[Records supplied]
_ _ _ _
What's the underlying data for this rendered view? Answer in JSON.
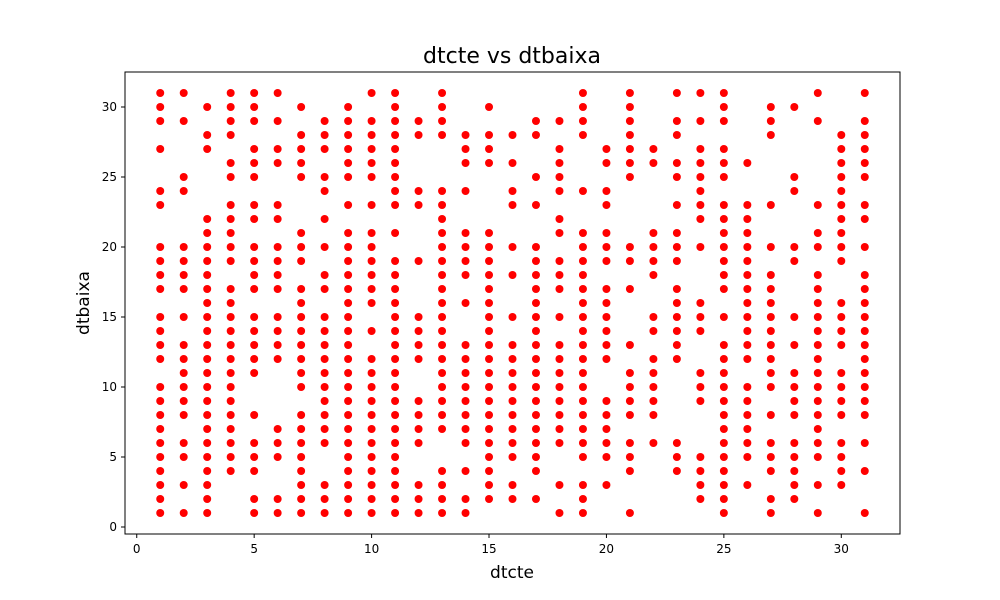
{
  "chart_data": {
    "type": "scatter",
    "title": "dtcte vs dtbaixa",
    "xlabel": "dtcte",
    "ylabel": "dtbaixa",
    "xlim": [
      -0.5,
      32.5
    ],
    "ylim": [
      -0.5,
      32.5
    ],
    "xticks": [
      0,
      5,
      10,
      15,
      20,
      25,
      30
    ],
    "yticks": [
      0,
      5,
      10,
      15,
      20,
      25,
      30
    ],
    "grid": false,
    "legend": "none",
    "marker_color": "#ff0000",
    "series": [
      {
        "points": [
          {
            "x": 1,
            "y": [
              1,
              2,
              3,
              4,
              5,
              6,
              7,
              8,
              9,
              10,
              12,
              13,
              14,
              15,
              17,
              18,
              19,
              20,
              23,
              24,
              27,
              29,
              30,
              31
            ]
          },
          {
            "x": 2,
            "y": [
              1,
              3,
              5,
              6,
              8,
              9,
              10,
              11,
              12,
              13,
              15,
              17,
              18,
              19,
              20,
              24,
              25,
              29,
              31
            ]
          },
          {
            "x": 3,
            "y": [
              1,
              2,
              3,
              4,
              5,
              6,
              7,
              8,
              9,
              10,
              11,
              12,
              13,
              14,
              15,
              16,
              17,
              18,
              19,
              20,
              21,
              22,
              27,
              28,
              30
            ]
          },
          {
            "x": 4,
            "y": [
              4,
              5,
              6,
              7,
              8,
              9,
              10,
              11,
              12,
              13,
              14,
              15,
              16,
              17,
              19,
              20,
              21,
              22,
              23,
              25,
              26,
              28,
              29,
              30,
              31
            ]
          },
          {
            "x": 5,
            "y": [
              1,
              2,
              4,
              5,
              6,
              8,
              11,
              12,
              13,
              14,
              15,
              17,
              18,
              19,
              20,
              22,
              23,
              25,
              26,
              27,
              29,
              30,
              31
            ]
          },
          {
            "x": 6,
            "y": [
              1,
              2,
              5,
              6,
              7,
              12,
              13,
              14,
              15,
              17,
              18,
              19,
              20,
              22,
              23,
              26,
              27,
              29,
              31
            ]
          },
          {
            "x": 7,
            "y": [
              1,
              2,
              3,
              4,
              5,
              6,
              7,
              8,
              10,
              11,
              12,
              13,
              14,
              15,
              16,
              17,
              19,
              20,
              21,
              25,
              26,
              27,
              28,
              30
            ]
          },
          {
            "x": 8,
            "y": [
              1,
              2,
              3,
              6,
              7,
              8,
              9,
              10,
              11,
              12,
              13,
              14,
              15,
              17,
              18,
              20,
              22,
              24,
              25,
              27,
              28,
              29
            ]
          },
          {
            "x": 9,
            "y": [
              1,
              2,
              3,
              4,
              5,
              6,
              7,
              8,
              9,
              10,
              11,
              12,
              13,
              14,
              15,
              16,
              17,
              18,
              19,
              20,
              21,
              23,
              25,
              26,
              27,
              28,
              29,
              30
            ]
          },
          {
            "x": 10,
            "y": [
              1,
              2,
              3,
              4,
              5,
              6,
              7,
              8,
              9,
              10,
              11,
              12,
              14,
              16,
              17,
              18,
              19,
              20,
              21,
              23,
              25,
              26,
              27,
              28,
              29,
              31
            ]
          },
          {
            "x": 11,
            "y": [
              1,
              2,
              3,
              4,
              5,
              6,
              7,
              8,
              9,
              10,
              11,
              12,
              13,
              14,
              15,
              16,
              17,
              18,
              19,
              21,
              23,
              24,
              25,
              26,
              27,
              28,
              29,
              30,
              31
            ]
          },
          {
            "x": 12,
            "y": [
              1,
              2,
              3,
              6,
              7,
              8,
              9,
              12,
              13,
              14,
              15,
              19,
              23,
              24,
              28,
              29
            ]
          },
          {
            "x": 13,
            "y": [
              1,
              2,
              3,
              4,
              7,
              8,
              9,
              10,
              11,
              12,
              13,
              14,
              15,
              16,
              17,
              18,
              19,
              20,
              21,
              22,
              23,
              24,
              28,
              29,
              30,
              31
            ]
          },
          {
            "x": 14,
            "y": [
              1,
              2,
              4,
              6,
              7,
              8,
              9,
              10,
              11,
              12,
              13,
              16,
              18,
              19,
              20,
              21,
              24,
              26,
              27,
              28
            ]
          },
          {
            "x": 15,
            "y": [
              2,
              3,
              4,
              5,
              6,
              7,
              8,
              9,
              10,
              11,
              12,
              13,
              14,
              15,
              16,
              17,
              18,
              19,
              20,
              21,
              26,
              27,
              28,
              30
            ]
          },
          {
            "x": 16,
            "y": [
              2,
              3,
              5,
              6,
              7,
              8,
              9,
              10,
              11,
              12,
              13,
              15,
              18,
              20,
              23,
              24,
              26,
              28
            ]
          },
          {
            "x": 17,
            "y": [
              2,
              4,
              5,
              6,
              7,
              8,
              9,
              10,
              11,
              12,
              13,
              14,
              15,
              16,
              17,
              18,
              19,
              20,
              23,
              25,
              28,
              29
            ]
          },
          {
            "x": 18,
            "y": [
              1,
              3,
              6,
              7,
              8,
              9,
              10,
              11,
              12,
              13,
              15,
              17,
              18,
              19,
              21,
              22,
              24,
              25,
              26,
              27,
              29
            ]
          },
          {
            "x": 19,
            "y": [
              1,
              2,
              3,
              5,
              6,
              7,
              8,
              9,
              10,
              11,
              12,
              13,
              14,
              15,
              16,
              17,
              18,
              19,
              20,
              21,
              24,
              28,
              29,
              30,
              31
            ]
          },
          {
            "x": 20,
            "y": [
              3,
              5,
              6,
              7,
              8,
              9,
              12,
              13,
              14,
              15,
              16,
              17,
              19,
              20,
              21,
              23,
              24,
              26,
              27
            ]
          },
          {
            "x": 21,
            "y": [
              1,
              4,
              5,
              6,
              8,
              9,
              10,
              11,
              13,
              17,
              19,
              20,
              25,
              26,
              27,
              28,
              29,
              30,
              31
            ]
          },
          {
            "x": 22,
            "y": [
              6,
              8,
              9,
              10,
              11,
              12,
              14,
              15,
              18,
              19,
              20,
              21,
              26,
              27
            ]
          },
          {
            "x": 23,
            "y": [
              4,
              5,
              6,
              12,
              13,
              14,
              15,
              16,
              17,
              19,
              20,
              21,
              23,
              25,
              26,
              28,
              29,
              31
            ]
          },
          {
            "x": 24,
            "y": [
              2,
              3,
              4,
              5,
              9,
              10,
              11,
              14,
              15,
              16,
              20,
              22,
              23,
              24,
              25,
              26,
              27,
              29,
              31
            ]
          },
          {
            "x": 25,
            "y": [
              1,
              2,
              3,
              4,
              5,
              6,
              7,
              8,
              9,
              10,
              11,
              12,
              13,
              15,
              17,
              18,
              19,
              20,
              21,
              22,
              23,
              25,
              26,
              27,
              29,
              30,
              31
            ]
          },
          {
            "x": 26,
            "y": [
              3,
              5,
              6,
              7,
              8,
              9,
              10,
              12,
              13,
              14,
              15,
              16,
              17,
              18,
              19,
              20,
              21,
              22,
              23,
              26
            ]
          },
          {
            "x": 27,
            "y": [
              1,
              2,
              4,
              5,
              6,
              8,
              10,
              11,
              12,
              13,
              14,
              15,
              16,
              17,
              18,
              20,
              23,
              28,
              29,
              30
            ]
          },
          {
            "x": 28,
            "y": [
              2,
              3,
              4,
              5,
              6,
              8,
              9,
              10,
              11,
              13,
              15,
              19,
              20,
              24,
              25,
              30
            ]
          },
          {
            "x": 29,
            "y": [
              1,
              3,
              5,
              6,
              7,
              8,
              9,
              10,
              11,
              12,
              13,
              14,
              15,
              16,
              17,
              18,
              20,
              21,
              23,
              29,
              31
            ]
          },
          {
            "x": 30,
            "y": [
              3,
              4,
              5,
              6,
              8,
              9,
              10,
              11,
              13,
              14,
              15,
              16,
              19,
              20,
              21,
              22,
              23,
              24,
              25,
              26,
              27,
              28
            ]
          },
          {
            "x": 31,
            "y": [
              1,
              4,
              6,
              8,
              9,
              10,
              11,
              12,
              13,
              14,
              15,
              16,
              17,
              18,
              20,
              22,
              23,
              25,
              26,
              27,
              28,
              29,
              31
            ]
          }
        ]
      }
    ]
  }
}
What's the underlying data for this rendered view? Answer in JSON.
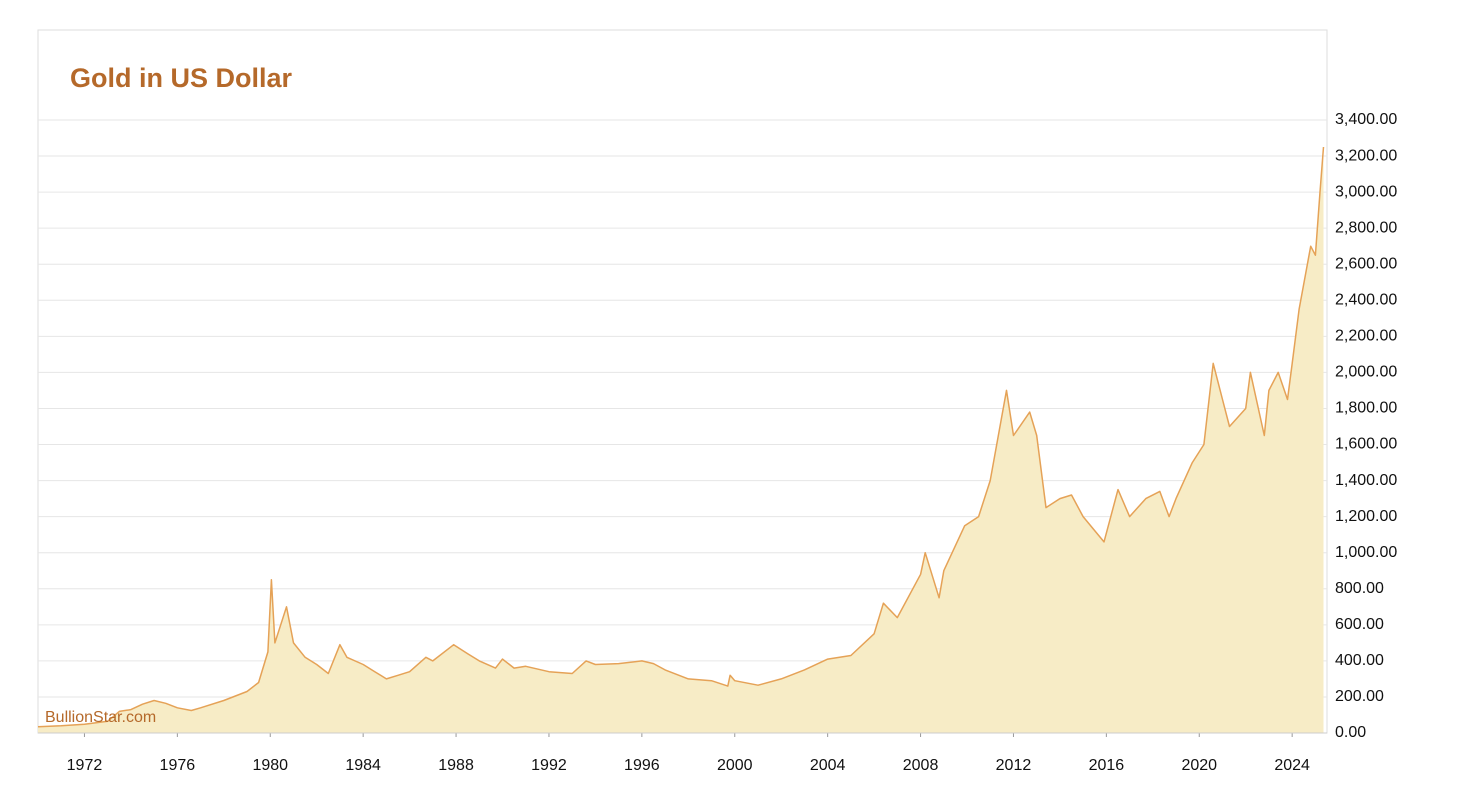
{
  "chart_data": {
    "type": "area",
    "title": "Gold in US Dollar",
    "watermark": "BullionStar.com",
    "series": [
      {
        "name": "Gold",
        "color": "#e5a257",
        "fill": "#f7ecc6",
        "x": [
          1970,
          1971,
          1972,
          1973,
          1973.5,
          1974,
          1974.5,
          1975,
          1975.5,
          1976,
          1976.6,
          1977,
          1978,
          1979,
          1979.5,
          1979.9,
          1980.05,
          1980.2,
          1980.7,
          1981,
          1981.5,
          1982,
          1982.5,
          1983,
          1983.3,
          1984,
          1984.5,
          1985,
          1985.5,
          1986,
          1986.7,
          1987,
          1987.9,
          1988.5,
          1989,
          1989.7,
          1990,
          1990.5,
          1991,
          1992,
          1993,
          1993.6,
          1994,
          1995,
          1996,
          1996.5,
          1997,
          1998,
          1999,
          1999.7,
          1999.8,
          2000,
          2001,
          2002,
          2003,
          2004,
          2005,
          2006,
          2006.4,
          2007,
          2008,
          2008.2,
          2008.8,
          2009,
          2009.9,
          2010.5,
          2011,
          2011.7,
          2012,
          2012.7,
          2013,
          2013.4,
          2014,
          2014.5,
          2015,
          2015.9,
          2016.5,
          2017,
          2017.7,
          2018.3,
          2018.7,
          2019,
          2019.7,
          2020.2,
          2020.6,
          2021,
          2021.3,
          2022,
          2022.2,
          2022.8,
          2023,
          2023.4,
          2023.8,
          2024,
          2024.3,
          2024.8,
          2025,
          2025.2,
          2025.35
        ],
        "values": [
          35,
          40,
          48,
          65,
          120,
          130,
          160,
          180,
          165,
          140,
          125,
          140,
          180,
          230,
          280,
          450,
          850,
          500,
          700,
          500,
          420,
          380,
          330,
          490,
          420,
          380,
          340,
          300,
          320,
          340,
          420,
          400,
          490,
          440,
          400,
          360,
          410,
          360,
          370,
          340,
          330,
          400,
          380,
          385,
          400,
          385,
          350,
          300,
          290,
          260,
          320,
          290,
          265,
          300,
          350,
          410,
          430,
          550,
          720,
          640,
          880,
          1000,
          750,
          900,
          1150,
          1200,
          1400,
          1900,
          1650,
          1780,
          1650,
          1250,
          1300,
          1320,
          1200,
          1060,
          1350,
          1200,
          1300,
          1340,
          1200,
          1300,
          1500,
          1600,
          2050,
          1850,
          1700,
          1800,
          2000,
          1650,
          1900,
          2000,
          1850,
          2050,
          2350,
          2700,
          2650,
          3000,
          3250
        ]
      }
    ],
    "xlim": [
      1970,
      2025.5
    ],
    "xticks": [
      1972,
      1976,
      1980,
      1984,
      1988,
      1992,
      1996,
      2000,
      2004,
      2008,
      2012,
      2016,
      2020,
      2024
    ],
    "ylim": [
      0,
      3400
    ],
    "yticks": [
      {
        "value": 0,
        "label": "0.00"
      },
      {
        "value": 200,
        "label": "200.00"
      },
      {
        "value": 400,
        "label": "400.00"
      },
      {
        "value": 600,
        "label": "600.00"
      },
      {
        "value": 800,
        "label": "800.00"
      },
      {
        "value": 1000,
        "label": "1,000.00"
      },
      {
        "value": 1200,
        "label": "1,200.00"
      },
      {
        "value": 1400,
        "label": "1,400.00"
      },
      {
        "value": 1600,
        "label": "1,600.00"
      },
      {
        "value": 1800,
        "label": "1,800.00"
      },
      {
        "value": 2000,
        "label": "2,000.00"
      },
      {
        "value": 2200,
        "label": "2,200.00"
      },
      {
        "value": 2400,
        "label": "2,400.00"
      },
      {
        "value": 2600,
        "label": "2,600.00"
      },
      {
        "value": 2800,
        "label": "2,800.00"
      },
      {
        "value": 3000,
        "label": "3,000.00"
      },
      {
        "value": 3200,
        "label": "3,200.00"
      },
      {
        "value": 3400,
        "label": "3,400.00"
      }
    ],
    "grid": true
  }
}
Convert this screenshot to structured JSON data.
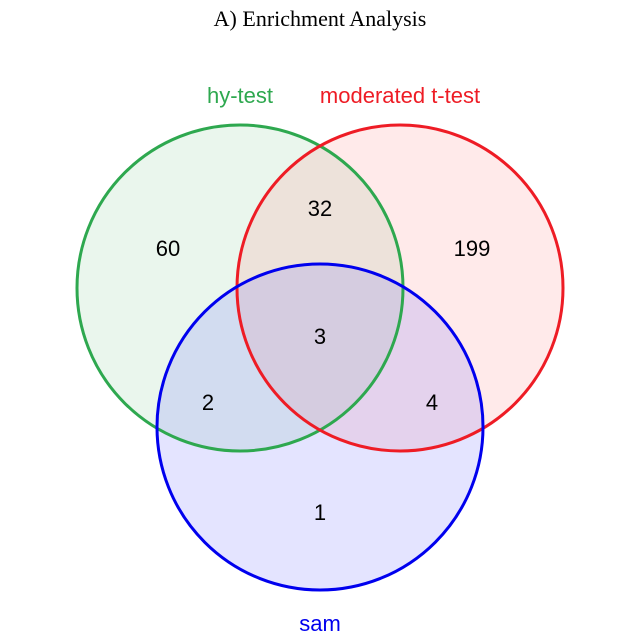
{
  "title": "A) Enrichment Analysis",
  "sets": [
    {
      "name": "hy-test",
      "stroke": "#2ea84f",
      "fill": "#2ea84f"
    },
    {
      "name": "moderated t-test",
      "stroke": "#ee1c25",
      "fill": "#ff6b6b"
    },
    {
      "name": "sam",
      "stroke": "#0000ee",
      "fill": "#6b6bff"
    }
  ],
  "regions": {
    "hy_only": "60",
    "hy_mod": "32",
    "mod_only": "199",
    "all_three": "3",
    "hy_sam": "2",
    "mod_sam": "4",
    "sam_only": "1"
  }
}
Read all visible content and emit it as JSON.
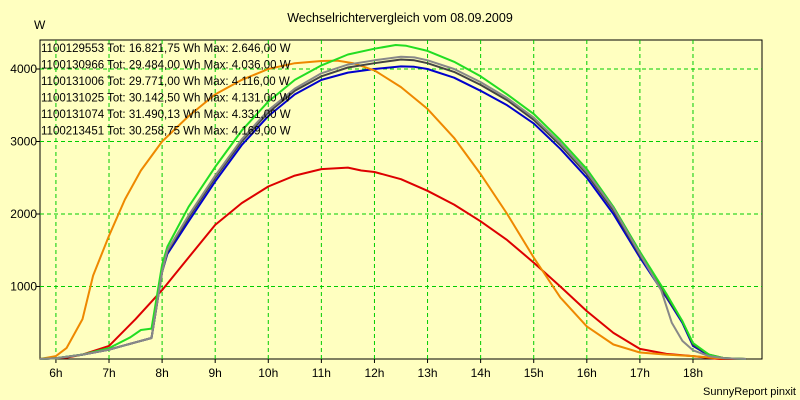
_ _ _ _
[What needs to be done]
Search the preceding listing for "stroke" and extract every line where it is found.

[Answer to the problem]
      "stroke": "#2ea84f",
      "stroke": "#ee1c25",
      "stroke": "#0000ee",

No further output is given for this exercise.